Task statement — Print every line from the one containing "caret-icon xyxy=(285,96,294,104)" down to the one containing "row-header[interactable]: 6 xyxy=(0,412,50,445)", both included, reproducing each line verbatim.

--- START The records ---

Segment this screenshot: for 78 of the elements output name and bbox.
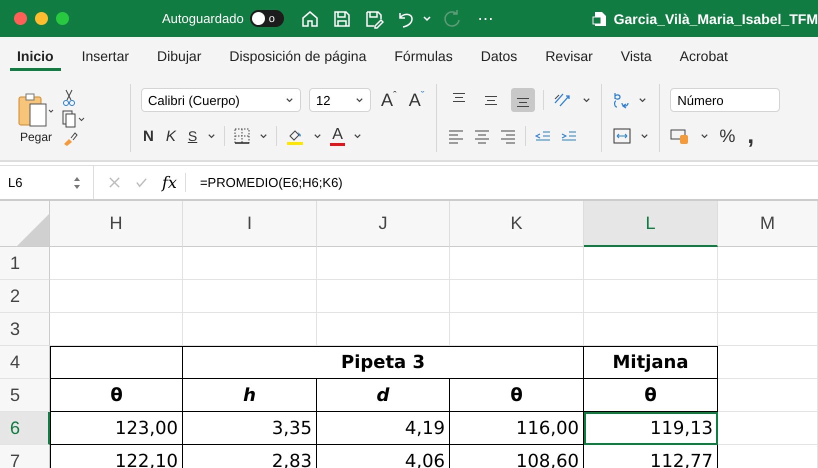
caret-icon xyxy=(285,96,294,104)
table-cell: 3,35 xyxy=(183,412,317,445)
ribbon-tab[interactable]: Datos xyxy=(474,42,524,71)
stepper-icon[interactable] xyxy=(73,176,81,190)
ribbon-tab[interactable]: Acrobat xyxy=(672,42,735,71)
row-header[interactable]: 2 xyxy=(0,280,50,313)
caret-icon[interactable] xyxy=(422,14,432,24)
table-cell: 123,00 xyxy=(50,412,183,445)
percent-button[interactable]: % xyxy=(717,126,738,146)
copy-icon[interactable] xyxy=(62,110,86,128)
save-icon[interactable] xyxy=(332,8,352,28)
caret-icon[interactable] xyxy=(259,132,268,140)
font-color-button[interactable]: A xyxy=(330,126,345,146)
row-header[interactable]: 4 xyxy=(0,346,50,379)
table-cell: θ xyxy=(50,379,183,412)
cut-icon[interactable] xyxy=(62,89,76,107)
caret-icon[interactable] xyxy=(207,132,216,140)
document-icon xyxy=(592,10,608,26)
paste-button[interactable]: Pegar xyxy=(16,92,56,144)
name-box[interactable]: L6 xyxy=(0,166,94,199)
autosave-label: Autoguardado xyxy=(162,11,244,26)
number-format-select[interactable]: Número xyxy=(670,88,780,112)
save-as-icon[interactable] xyxy=(364,8,384,28)
column-header[interactable]: H xyxy=(50,201,183,247)
minimize-button[interactable] xyxy=(35,12,48,25)
borders-icon[interactable] xyxy=(233,127,252,145)
row-header[interactable]: 6 xyxy=(0,412,50,445)
caret-icon xyxy=(355,96,364,104)
ribbon-tab[interactable]: Insertar xyxy=(74,42,136,71)
ribbon-tab[interactable]: Fórmulas xyxy=(387,42,460,71)
shrink-font-button[interactable]: A$^{ˇ}$ xyxy=(406,90,426,110)
file-name: Garcia_Vilà_Maria_Isabel_TFM xyxy=(614,10,818,26)
column-header[interactable]: L xyxy=(584,201,718,247)
table-cell: 4,19 xyxy=(317,412,450,445)
table-cell: d xyxy=(317,379,450,412)
ribbon-tab[interactable]: Revisar xyxy=(538,42,600,71)
table-cell: Mitjana xyxy=(584,346,718,379)
font-name-select[interactable]: Calibri (Cuerpo) xyxy=(141,88,301,112)
column-header[interactable]: M xyxy=(718,201,818,247)
autosave-toggle[interactable]: o xyxy=(250,10,284,27)
vertical-align-icon xyxy=(517,98,530,107)
font-size-select[interactable]: 12 xyxy=(309,88,371,112)
caret-icon[interactable] xyxy=(313,132,322,140)
underline-button[interactable]: S xyxy=(186,128,200,144)
row-header[interactable]: 7 xyxy=(0,445,50,468)
grow-font-button[interactable]: A$^{ˆ}$ xyxy=(379,90,399,110)
ribbon-tab[interactable]: Vista xyxy=(614,42,659,71)
home-icon[interactable] xyxy=(300,8,320,28)
vertical-align-button[interactable] xyxy=(511,88,536,112)
caret-icon[interactable] xyxy=(700,132,710,140)
column-header[interactable]: I xyxy=(183,201,317,247)
table-cell: 116,00 xyxy=(450,412,584,445)
row-header[interactable]: 5 xyxy=(0,379,50,412)
wrap-text-icon[interactable] xyxy=(612,90,630,110)
table-cell: Pipeta 3 xyxy=(183,346,584,379)
table-cell: h xyxy=(183,379,317,412)
ribbon-tab[interactable]: Disposición de página xyxy=(222,42,374,71)
formula-field[interactable]: =PROMEDIO(E6;H6;K6) xyxy=(200,175,343,190)
row-header[interactable]: 3 xyxy=(0,313,50,346)
caret-icon[interactable] xyxy=(352,132,362,140)
column-header[interactable]: J xyxy=(317,201,450,247)
insert-function-button[interactable]: fx xyxy=(162,173,186,192)
table-cell: 119,13 xyxy=(584,412,718,445)
brush-icon[interactable] xyxy=(62,131,78,147)
row-header[interactable]: 1 xyxy=(0,247,50,280)
vertical-align-icon xyxy=(453,93,466,102)
ribbon-tab[interactable]: Dibujar xyxy=(150,42,208,71)
table-cell: θ xyxy=(584,379,718,412)
italic-button[interactable]: K xyxy=(164,128,178,144)
ribbon-tab[interactable]: Inicio xyxy=(10,42,61,71)
more-button[interactable]: ⋯ xyxy=(478,8,494,28)
vertical-align-icon xyxy=(485,96,498,104)
table-cell: θ xyxy=(450,379,584,412)
caret-icon[interactable] xyxy=(640,132,650,140)
caret-icon[interactable] xyxy=(582,96,592,104)
merge-cells-icon[interactable] xyxy=(612,127,632,145)
bold-button[interactable]: N xyxy=(141,128,156,144)
caret-icon[interactable] xyxy=(638,96,648,104)
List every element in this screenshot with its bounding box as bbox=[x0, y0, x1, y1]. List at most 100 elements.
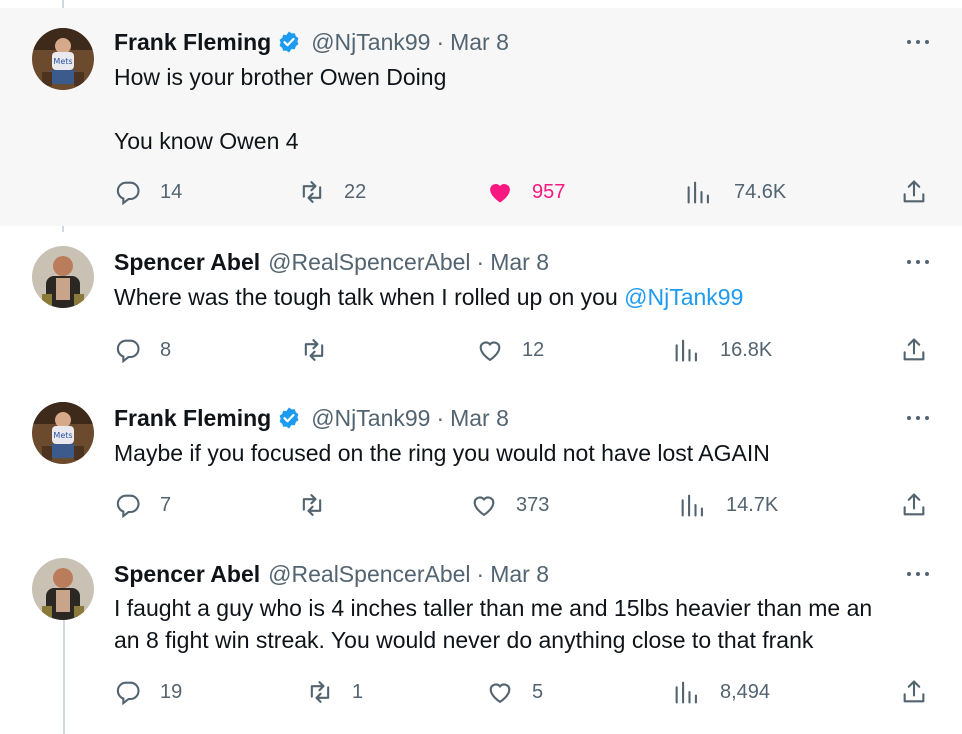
retweet-count: 1 bbox=[352, 680, 364, 703]
reply-icon bbox=[116, 494, 140, 519]
like-count: 957 bbox=[532, 180, 566, 203]
avatar[interactable] bbox=[32, 558, 94, 620]
views-icon bbox=[681, 494, 703, 517]
tweet-text: How is your brother Owen Doing You know … bbox=[114, 64, 447, 154]
tweet-actions: 14 22 957 74.6K bbox=[0, 177, 962, 207]
tweet[interactable]: Mets Frank Fleming @NjTank99 · Mar 8 How… bbox=[0, 8, 962, 226]
separator-dot: · bbox=[476, 249, 485, 275]
tweet-header: Frank Fleming @NjTank99 · Mar 8 bbox=[114, 28, 509, 56]
reply-count: 8 bbox=[160, 338, 172, 361]
retweet-button[interactable]: 22 bbox=[298, 177, 366, 207]
more-icon[interactable] bbox=[904, 408, 932, 428]
tweet[interactable]: Spencer Abel @RealSpencerAbel · Mar 8 I … bbox=[0, 540, 962, 734]
more-icon[interactable] bbox=[904, 564, 932, 584]
share-icon bbox=[903, 338, 925, 361]
more-icon[interactable] bbox=[904, 32, 932, 52]
more-icon[interactable] bbox=[904, 252, 932, 272]
reply-count: 19 bbox=[160, 680, 183, 703]
reply-icon bbox=[116, 681, 140, 706]
share-icon bbox=[903, 493, 925, 516]
separator-dot: · bbox=[476, 561, 485, 587]
reply-button[interactable]: 14 bbox=[114, 177, 182, 207]
views-count: 16.8K bbox=[720, 338, 773, 361]
verified-badge-icon bbox=[277, 406, 301, 430]
share-button[interactable] bbox=[900, 177, 928, 207]
retweet-button[interactable]: 1 bbox=[306, 677, 363, 707]
like-count: 5 bbox=[532, 680, 544, 703]
reply-icon bbox=[116, 181, 140, 206]
tweet-date[interactable]: Mar 8 bbox=[490, 560, 549, 588]
views-icon bbox=[675, 339, 697, 362]
heart-icon bbox=[489, 683, 511, 704]
views-icon bbox=[687, 181, 709, 204]
reply-count: 7 bbox=[160, 493, 172, 516]
author-name[interactable]: Spencer Abel bbox=[114, 248, 260, 276]
tweet-actions: 19 1 5 8,494 bbox=[0, 677, 962, 707]
views-button[interactable]: 74.6K bbox=[684, 177, 786, 207]
author-name[interactable]: Spencer Abel bbox=[114, 560, 260, 588]
verified-badge-icon bbox=[277, 30, 301, 54]
views-button[interactable]: 16.8K bbox=[672, 335, 772, 365]
like-count: 12 bbox=[522, 338, 545, 361]
views-button[interactable]: 14.7K bbox=[678, 490, 778, 520]
tweet-header: Frank Fleming @NjTank99 · Mar 8 bbox=[114, 404, 509, 432]
tweet-date[interactable]: Mar 8 bbox=[490, 248, 549, 276]
tweet-header: Spencer Abel @RealSpencerAbel · Mar 8 bbox=[114, 248, 549, 276]
tweet-actions: 7 373 14.7K bbox=[0, 490, 962, 520]
tweet-text: Maybe if you focused on the ring you wou… bbox=[114, 440, 770, 466]
svg-text:Mets: Mets bbox=[53, 431, 72, 440]
tweet[interactable]: Spencer Abel @RealSpencerAbel · Mar 8 Wh… bbox=[0, 226, 962, 382]
retweet-icon bbox=[302, 181, 322, 203]
like-button[interactable]: 373 bbox=[470, 490, 549, 520]
tweet-date[interactable]: Mar 8 bbox=[450, 404, 509, 432]
retweet-icon bbox=[304, 339, 324, 361]
share-button[interactable] bbox=[900, 335, 928, 365]
views-count: 14.7K bbox=[726, 493, 779, 516]
avatar[interactable]: Mets bbox=[32, 28, 94, 90]
tweet-actions: 8 12 16.8K bbox=[0, 335, 962, 365]
views-button[interactable]: 8,494 bbox=[672, 677, 770, 707]
retweet-button[interactable] bbox=[300, 335, 328, 365]
retweet-count: 22 bbox=[344, 180, 367, 203]
mention-link[interactable]: @NjTank99 bbox=[624, 284, 743, 310]
views-icon bbox=[675, 681, 697, 704]
author-name[interactable]: Frank Fleming bbox=[114, 28, 271, 56]
tweet-text: Where was the tough talk when I rolled u… bbox=[114, 281, 934, 313]
author-handle[interactable]: @RealSpencerAbel bbox=[268, 560, 470, 588]
reply-icon bbox=[116, 339, 140, 364]
tweet-date[interactable]: Mar 8 bbox=[450, 28, 509, 56]
tweet-text: I faught a guy who is 4 inches taller th… bbox=[114, 595, 873, 653]
share-icon bbox=[903, 680, 925, 703]
like-button[interactable]: 957 bbox=[486, 177, 565, 207]
views-count: 8,494 bbox=[720, 680, 771, 703]
author-handle[interactable]: @RealSpencerAbel bbox=[268, 248, 470, 276]
retweet-button[interactable] bbox=[298, 490, 326, 520]
share-icon bbox=[903, 180, 925, 203]
like-count: 373 bbox=[516, 493, 550, 516]
author-handle[interactable]: @NjTank99 bbox=[311, 28, 430, 56]
reply-count: 14 bbox=[160, 180, 183, 203]
heart-icon bbox=[479, 341, 501, 362]
svg-text:Mets: Mets bbox=[53, 57, 72, 66]
reply-button[interactable]: 7 bbox=[114, 490, 171, 520]
avatar[interactable]: Mets bbox=[32, 402, 94, 464]
share-button[interactable] bbox=[900, 677, 928, 707]
share-button[interactable] bbox=[900, 490, 928, 520]
avatar[interactable] bbox=[32, 246, 94, 308]
retweet-icon bbox=[310, 681, 330, 703]
separator-dot: · bbox=[436, 29, 445, 55]
reply-button[interactable]: 8 bbox=[114, 335, 171, 365]
like-button[interactable]: 5 bbox=[486, 677, 543, 707]
heart-icon bbox=[490, 184, 510, 203]
separator-dot: · bbox=[436, 405, 445, 431]
tweet-text-body: Where was the tough talk when I rolled u… bbox=[114, 284, 625, 310]
author-handle[interactable]: @NjTank99 bbox=[311, 404, 430, 432]
author-name[interactable]: Frank Fleming bbox=[114, 404, 271, 432]
views-count: 74.6K bbox=[734, 180, 787, 203]
tweet-header: Spencer Abel @RealSpencerAbel · Mar 8 bbox=[114, 560, 549, 588]
tweet[interactable]: Mets Frank Fleming @NjTank99 · Mar 8 May… bbox=[0, 382, 962, 540]
heart-icon bbox=[473, 496, 495, 517]
retweet-icon bbox=[302, 494, 322, 516]
reply-button[interactable]: 19 bbox=[114, 677, 182, 707]
like-button[interactable]: 12 bbox=[476, 335, 544, 365]
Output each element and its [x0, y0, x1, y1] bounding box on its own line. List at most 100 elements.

--- END The records ---

Written answer —
caret-icon xyxy=(285,96,294,104)
table-cell: 3,35 xyxy=(183,412,317,445)
ribbon-tab[interactable]: Datos xyxy=(474,42,524,71)
stepper-icon[interactable] xyxy=(73,176,81,190)
ribbon-tab[interactable]: Acrobat xyxy=(672,42,735,71)
row-header[interactable]: 2 xyxy=(0,280,50,313)
caret-icon[interactable] xyxy=(422,14,432,24)
table-cell: 123,00 xyxy=(50,412,183,445)
percent-button[interactable]: % xyxy=(717,126,738,146)
copy-icon[interactable] xyxy=(62,110,86,128)
save-icon[interactable] xyxy=(332,8,352,28)
caret-icon[interactable] xyxy=(259,132,268,140)
font-color-button[interactable]: A xyxy=(330,126,345,146)
row-header[interactable]: 4 xyxy=(0,346,50,379)
table-cell: θ xyxy=(50,379,183,412)
cut-icon[interactable] xyxy=(62,89,76,107)
caret-icon[interactable] xyxy=(207,132,216,140)
document-icon xyxy=(592,10,608,26)
paste-button[interactable]: Pegar xyxy=(16,92,56,144)
name-box[interactable]: L6 xyxy=(0,166,94,199)
autosave-label: Autoguardado xyxy=(162,11,244,26)
number-format-select[interactable]: Número xyxy=(670,88,780,112)
save-as-icon[interactable] xyxy=(364,8,384,28)
column-header[interactable]: H xyxy=(50,201,183,247)
minimize-button[interactable] xyxy=(35,12,48,25)
borders-icon[interactable] xyxy=(233,127,252,145)
row-header[interactable]: 6 xyxy=(0,412,50,445)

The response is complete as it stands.